Given task >> Filter these entries, keeping only lines that hold the word "name".

Records for the exercise >>
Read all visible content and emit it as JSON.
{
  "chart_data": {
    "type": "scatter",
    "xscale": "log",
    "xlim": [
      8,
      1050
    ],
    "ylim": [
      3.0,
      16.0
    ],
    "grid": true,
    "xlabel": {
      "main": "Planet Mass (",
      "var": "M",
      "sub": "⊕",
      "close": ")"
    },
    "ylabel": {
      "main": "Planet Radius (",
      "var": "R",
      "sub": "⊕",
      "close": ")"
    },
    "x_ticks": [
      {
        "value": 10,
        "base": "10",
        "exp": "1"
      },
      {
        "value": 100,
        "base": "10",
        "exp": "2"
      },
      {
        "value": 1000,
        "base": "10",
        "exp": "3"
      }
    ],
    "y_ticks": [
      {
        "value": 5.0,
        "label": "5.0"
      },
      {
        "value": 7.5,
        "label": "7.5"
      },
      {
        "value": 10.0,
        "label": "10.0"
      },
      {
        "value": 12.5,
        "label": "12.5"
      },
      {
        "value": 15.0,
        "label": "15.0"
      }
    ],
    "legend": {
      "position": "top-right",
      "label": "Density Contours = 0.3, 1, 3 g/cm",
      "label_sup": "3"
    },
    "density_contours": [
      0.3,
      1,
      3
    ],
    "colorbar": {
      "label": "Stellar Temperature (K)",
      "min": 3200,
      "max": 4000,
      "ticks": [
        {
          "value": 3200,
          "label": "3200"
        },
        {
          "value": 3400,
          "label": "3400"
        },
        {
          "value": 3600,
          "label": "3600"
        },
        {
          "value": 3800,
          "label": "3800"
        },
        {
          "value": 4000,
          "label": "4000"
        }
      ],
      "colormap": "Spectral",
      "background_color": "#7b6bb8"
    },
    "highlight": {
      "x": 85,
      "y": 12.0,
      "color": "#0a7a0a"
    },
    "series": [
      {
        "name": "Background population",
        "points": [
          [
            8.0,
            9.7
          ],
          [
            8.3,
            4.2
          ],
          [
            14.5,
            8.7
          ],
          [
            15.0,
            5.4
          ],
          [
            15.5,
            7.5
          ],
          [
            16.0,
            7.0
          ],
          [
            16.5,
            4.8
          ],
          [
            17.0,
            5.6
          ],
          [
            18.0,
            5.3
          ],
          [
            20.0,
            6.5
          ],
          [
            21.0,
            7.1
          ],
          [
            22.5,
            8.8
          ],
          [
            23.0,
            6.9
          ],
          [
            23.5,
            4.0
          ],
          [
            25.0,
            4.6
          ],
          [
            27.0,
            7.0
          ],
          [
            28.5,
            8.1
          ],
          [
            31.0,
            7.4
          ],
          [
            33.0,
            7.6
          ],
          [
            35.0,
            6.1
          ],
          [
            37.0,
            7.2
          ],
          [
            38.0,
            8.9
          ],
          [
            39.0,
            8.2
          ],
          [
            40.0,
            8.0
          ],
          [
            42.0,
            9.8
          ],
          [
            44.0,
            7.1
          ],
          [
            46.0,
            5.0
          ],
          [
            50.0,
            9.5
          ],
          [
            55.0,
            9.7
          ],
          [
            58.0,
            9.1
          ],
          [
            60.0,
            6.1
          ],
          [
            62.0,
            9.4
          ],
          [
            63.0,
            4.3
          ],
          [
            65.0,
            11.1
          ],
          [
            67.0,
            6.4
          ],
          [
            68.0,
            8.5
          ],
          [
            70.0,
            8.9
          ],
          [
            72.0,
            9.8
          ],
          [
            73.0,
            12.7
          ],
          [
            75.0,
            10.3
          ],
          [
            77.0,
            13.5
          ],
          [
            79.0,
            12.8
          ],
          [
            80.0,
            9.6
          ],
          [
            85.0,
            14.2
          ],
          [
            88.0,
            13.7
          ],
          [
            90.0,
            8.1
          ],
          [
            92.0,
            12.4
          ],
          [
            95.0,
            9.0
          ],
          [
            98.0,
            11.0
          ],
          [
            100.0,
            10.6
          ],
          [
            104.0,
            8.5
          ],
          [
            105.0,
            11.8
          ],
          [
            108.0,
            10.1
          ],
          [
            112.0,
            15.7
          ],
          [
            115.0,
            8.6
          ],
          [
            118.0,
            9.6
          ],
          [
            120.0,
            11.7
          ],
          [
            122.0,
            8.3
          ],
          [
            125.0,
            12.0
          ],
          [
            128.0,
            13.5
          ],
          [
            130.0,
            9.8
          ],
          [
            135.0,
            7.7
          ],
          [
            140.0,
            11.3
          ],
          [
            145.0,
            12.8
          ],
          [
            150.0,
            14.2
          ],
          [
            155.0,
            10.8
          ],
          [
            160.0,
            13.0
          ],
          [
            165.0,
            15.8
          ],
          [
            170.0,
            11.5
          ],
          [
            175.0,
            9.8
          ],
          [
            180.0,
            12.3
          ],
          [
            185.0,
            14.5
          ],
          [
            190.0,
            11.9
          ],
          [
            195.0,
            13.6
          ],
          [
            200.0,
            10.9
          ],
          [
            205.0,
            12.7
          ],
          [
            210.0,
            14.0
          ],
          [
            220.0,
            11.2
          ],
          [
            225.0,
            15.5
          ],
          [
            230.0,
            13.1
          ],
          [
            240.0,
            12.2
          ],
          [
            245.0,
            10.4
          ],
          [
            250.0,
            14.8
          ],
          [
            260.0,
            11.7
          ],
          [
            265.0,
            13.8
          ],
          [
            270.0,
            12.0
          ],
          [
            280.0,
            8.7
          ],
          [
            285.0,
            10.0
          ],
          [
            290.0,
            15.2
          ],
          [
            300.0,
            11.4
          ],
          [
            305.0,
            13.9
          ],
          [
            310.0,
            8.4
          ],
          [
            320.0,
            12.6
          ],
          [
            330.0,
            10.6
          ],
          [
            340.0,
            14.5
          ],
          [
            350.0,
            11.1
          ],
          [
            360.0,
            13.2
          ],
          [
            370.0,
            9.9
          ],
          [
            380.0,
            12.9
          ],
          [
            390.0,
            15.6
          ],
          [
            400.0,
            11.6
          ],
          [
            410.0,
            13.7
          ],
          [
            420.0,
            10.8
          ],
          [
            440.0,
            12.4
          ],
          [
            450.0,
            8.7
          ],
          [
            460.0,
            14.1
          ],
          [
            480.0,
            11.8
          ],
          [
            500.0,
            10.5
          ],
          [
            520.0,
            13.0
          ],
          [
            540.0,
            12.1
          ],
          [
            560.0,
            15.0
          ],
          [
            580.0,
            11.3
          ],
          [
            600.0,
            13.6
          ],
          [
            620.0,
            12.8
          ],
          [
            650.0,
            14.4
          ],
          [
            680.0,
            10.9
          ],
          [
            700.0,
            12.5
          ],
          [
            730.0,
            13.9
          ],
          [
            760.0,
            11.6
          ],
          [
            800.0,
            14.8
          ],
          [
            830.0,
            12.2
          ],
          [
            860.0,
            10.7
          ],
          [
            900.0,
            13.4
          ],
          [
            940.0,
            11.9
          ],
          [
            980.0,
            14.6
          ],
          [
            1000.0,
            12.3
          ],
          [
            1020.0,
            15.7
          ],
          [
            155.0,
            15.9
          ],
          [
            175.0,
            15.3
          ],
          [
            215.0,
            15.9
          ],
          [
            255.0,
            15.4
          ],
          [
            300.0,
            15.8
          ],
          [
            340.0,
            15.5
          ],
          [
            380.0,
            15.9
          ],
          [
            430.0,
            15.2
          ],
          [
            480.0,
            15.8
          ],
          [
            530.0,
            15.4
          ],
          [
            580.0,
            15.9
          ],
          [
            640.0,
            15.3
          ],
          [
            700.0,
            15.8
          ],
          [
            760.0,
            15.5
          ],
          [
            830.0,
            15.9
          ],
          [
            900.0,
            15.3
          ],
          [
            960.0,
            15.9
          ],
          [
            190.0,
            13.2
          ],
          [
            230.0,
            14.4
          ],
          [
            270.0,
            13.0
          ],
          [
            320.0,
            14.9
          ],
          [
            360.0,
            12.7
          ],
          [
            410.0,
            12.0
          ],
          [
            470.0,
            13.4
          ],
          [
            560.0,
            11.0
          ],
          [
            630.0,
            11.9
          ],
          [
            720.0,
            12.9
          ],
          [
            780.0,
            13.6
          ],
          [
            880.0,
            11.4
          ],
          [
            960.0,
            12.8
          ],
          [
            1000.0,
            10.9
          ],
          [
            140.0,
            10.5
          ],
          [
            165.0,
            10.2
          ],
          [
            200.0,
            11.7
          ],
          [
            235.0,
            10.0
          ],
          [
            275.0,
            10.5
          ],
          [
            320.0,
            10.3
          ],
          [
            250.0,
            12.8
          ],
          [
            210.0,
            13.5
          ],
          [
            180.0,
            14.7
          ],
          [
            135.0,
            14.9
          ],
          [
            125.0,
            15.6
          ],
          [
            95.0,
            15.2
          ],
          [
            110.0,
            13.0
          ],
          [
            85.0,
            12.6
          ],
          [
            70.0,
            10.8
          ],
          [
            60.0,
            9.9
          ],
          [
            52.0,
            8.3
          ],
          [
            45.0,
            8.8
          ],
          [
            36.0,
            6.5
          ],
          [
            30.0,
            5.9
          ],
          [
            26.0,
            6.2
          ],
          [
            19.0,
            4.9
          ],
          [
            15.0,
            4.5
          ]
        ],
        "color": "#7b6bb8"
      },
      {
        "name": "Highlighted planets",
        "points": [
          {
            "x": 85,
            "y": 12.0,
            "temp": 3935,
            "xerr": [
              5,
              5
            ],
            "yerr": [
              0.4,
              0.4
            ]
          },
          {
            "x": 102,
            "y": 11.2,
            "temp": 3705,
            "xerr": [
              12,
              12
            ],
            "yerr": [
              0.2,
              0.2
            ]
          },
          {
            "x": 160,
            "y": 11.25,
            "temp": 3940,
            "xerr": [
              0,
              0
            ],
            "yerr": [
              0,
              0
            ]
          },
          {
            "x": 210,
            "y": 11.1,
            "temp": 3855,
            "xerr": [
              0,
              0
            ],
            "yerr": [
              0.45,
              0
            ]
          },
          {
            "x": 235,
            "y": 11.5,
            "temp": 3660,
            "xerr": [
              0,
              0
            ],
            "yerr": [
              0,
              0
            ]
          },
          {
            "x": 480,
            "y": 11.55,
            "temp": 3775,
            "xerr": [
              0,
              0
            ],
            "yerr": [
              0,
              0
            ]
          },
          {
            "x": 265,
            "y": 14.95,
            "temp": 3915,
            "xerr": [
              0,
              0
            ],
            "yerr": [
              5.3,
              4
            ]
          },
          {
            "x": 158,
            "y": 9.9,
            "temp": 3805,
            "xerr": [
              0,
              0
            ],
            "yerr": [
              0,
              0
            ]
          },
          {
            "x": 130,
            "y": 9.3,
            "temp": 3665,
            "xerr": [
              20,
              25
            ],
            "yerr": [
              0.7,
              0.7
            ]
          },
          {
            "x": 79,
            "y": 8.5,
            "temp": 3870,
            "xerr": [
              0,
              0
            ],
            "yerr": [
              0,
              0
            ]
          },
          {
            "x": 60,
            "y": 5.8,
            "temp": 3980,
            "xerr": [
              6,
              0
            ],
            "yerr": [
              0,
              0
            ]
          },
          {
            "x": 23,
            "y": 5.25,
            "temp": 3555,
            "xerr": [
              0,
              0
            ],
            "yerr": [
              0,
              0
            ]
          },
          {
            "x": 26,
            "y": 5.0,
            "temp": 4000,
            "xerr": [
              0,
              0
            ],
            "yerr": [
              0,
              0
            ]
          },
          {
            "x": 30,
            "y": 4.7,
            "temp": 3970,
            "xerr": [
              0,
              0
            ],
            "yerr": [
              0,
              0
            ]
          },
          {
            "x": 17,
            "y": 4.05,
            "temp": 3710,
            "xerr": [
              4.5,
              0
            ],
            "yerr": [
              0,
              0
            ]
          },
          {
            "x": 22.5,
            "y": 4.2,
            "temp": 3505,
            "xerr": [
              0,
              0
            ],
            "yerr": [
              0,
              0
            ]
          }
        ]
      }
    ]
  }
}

Answer to the task >>
        "name": "Background population",
        "name": "Highlighted planets",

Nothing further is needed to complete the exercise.